What this task involves:
Read through the data and count the lines that contain the string "территорий"; give only the result.

Data entries:

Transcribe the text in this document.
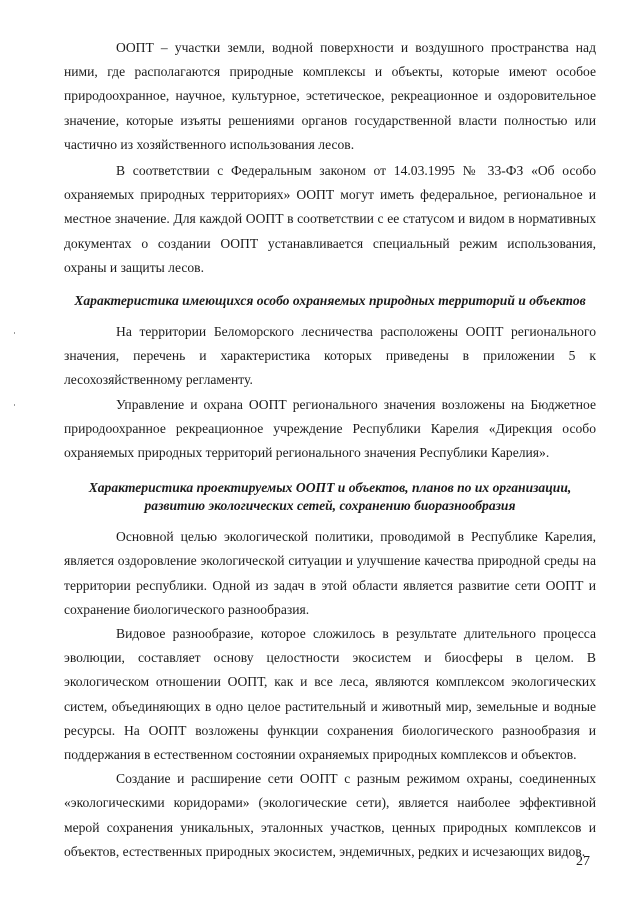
ООПТ – участки земли, водной поверхности и воздушного пространства над ними, где располагаются природные комплексы и объекты, которые имеют особое природоохранное, научное, культурное, эстетическое, рекреационное и оздоровительное значение, которые изъяты решениями органов государственной власти полностью или частично из хозяйственного использования лесов.

В соответствии с Федеральным законом от 14.03.1995 № 33-ФЗ «Об особо охраняемых природных территориях» ООПТ могут иметь федеральное, региональное и местное значение. Для каждой ООПТ в соответствии с ее статусом и видом в нормативных документах о создании ООПТ устанавливается специальный режим использования, охраны и защиты лесов.

Характеристика имеющихся особо охраняемых природных территорий и объектов

На территории Беломорского лесничества расположены ООПТ регионального значения, перечень и характеристика которых приведены в приложении 5 к лесохозяйственному регламенту.

Управление и охрана ООПТ регионального значения возложены на Бюджетное природоохранное рекреационное учреждение Республики Карелия «Дирекция особо охраняемых природных территорий регионального значения Республики Карелия».

Характеристика проектируемых ООПТ и объектов, планов по их организации,
развитию экологических сетей, сохранению биоразнообразия

Основной целью экологической политики, проводимой в Республике Карелия, является оздоровление экологической ситуации и улучшение качества природной среды на территории республики. Одной из задач в этой области является развитие сети ООПТ и сохранение биологического разнообразия.

Видовое разнообразие, которое сложилось в результате длительного процесса эволюции, составляет основу целостности экосистем и биосферы в целом. В экологическом отношении ООПТ, как и все леса, являются комплексом экологических систем, объединяющих в одно целое растительный и животный мир, земельные и водные ресурсы. На ООПТ возложены функции сохранения биологического разнообразия и поддержания в естественном состоянии охраняемых природных комплексов и объектов.

Создание и расширение сети ООПТ с разным режимом охраны, соединенных «экологическими коридорами» (экологические сети), является наиболее эффективной мерой сохранения уникальных, эталонных участков, ценных природных комплексов и объектов, естественных природных экосистем, эндемичных, редких и исчезающих видов.

27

Result:
2